'''

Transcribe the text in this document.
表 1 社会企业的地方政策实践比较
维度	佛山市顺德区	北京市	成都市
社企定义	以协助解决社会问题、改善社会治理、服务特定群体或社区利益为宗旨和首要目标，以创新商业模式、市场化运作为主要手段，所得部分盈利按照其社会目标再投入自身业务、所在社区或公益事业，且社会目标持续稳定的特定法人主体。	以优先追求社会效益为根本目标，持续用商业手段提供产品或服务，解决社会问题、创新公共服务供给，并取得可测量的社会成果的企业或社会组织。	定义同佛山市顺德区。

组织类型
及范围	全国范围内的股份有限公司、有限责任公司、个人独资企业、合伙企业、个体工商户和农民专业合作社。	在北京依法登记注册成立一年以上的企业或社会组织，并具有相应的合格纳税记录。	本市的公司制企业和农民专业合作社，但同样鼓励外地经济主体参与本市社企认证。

'''
'''

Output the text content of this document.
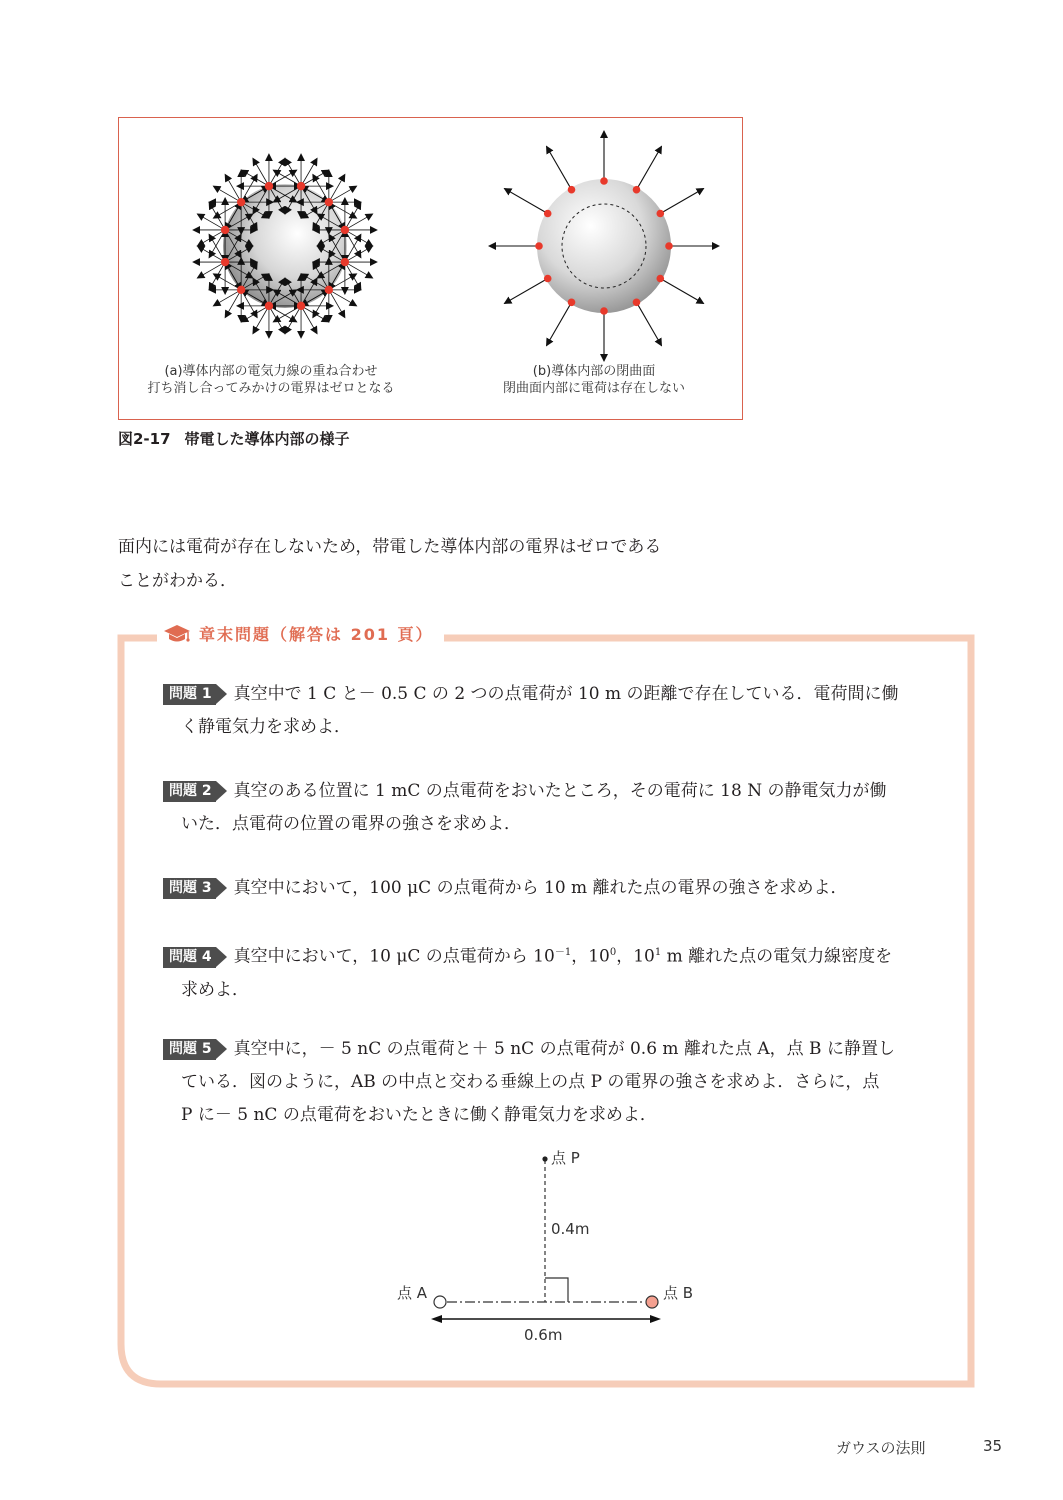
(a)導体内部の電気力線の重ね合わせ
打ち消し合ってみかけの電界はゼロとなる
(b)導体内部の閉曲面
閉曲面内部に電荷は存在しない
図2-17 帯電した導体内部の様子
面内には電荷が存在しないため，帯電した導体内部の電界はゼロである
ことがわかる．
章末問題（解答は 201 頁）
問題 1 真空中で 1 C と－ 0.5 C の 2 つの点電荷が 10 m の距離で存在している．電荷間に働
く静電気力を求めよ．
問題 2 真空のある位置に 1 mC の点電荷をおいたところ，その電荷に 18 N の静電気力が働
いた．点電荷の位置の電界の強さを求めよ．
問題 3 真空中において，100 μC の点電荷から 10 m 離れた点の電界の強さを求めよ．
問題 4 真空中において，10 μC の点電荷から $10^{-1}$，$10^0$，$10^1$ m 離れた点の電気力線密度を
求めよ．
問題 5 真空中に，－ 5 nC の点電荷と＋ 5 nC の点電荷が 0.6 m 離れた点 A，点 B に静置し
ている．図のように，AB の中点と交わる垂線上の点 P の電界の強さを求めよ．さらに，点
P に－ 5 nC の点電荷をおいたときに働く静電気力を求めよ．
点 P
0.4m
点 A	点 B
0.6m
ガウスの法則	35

'''

WHAT THE TASK ASKS: Copy out the lines that hold "this".

TASK SOLUTION:
Transcribe the text in this document.
Output the text content of this document.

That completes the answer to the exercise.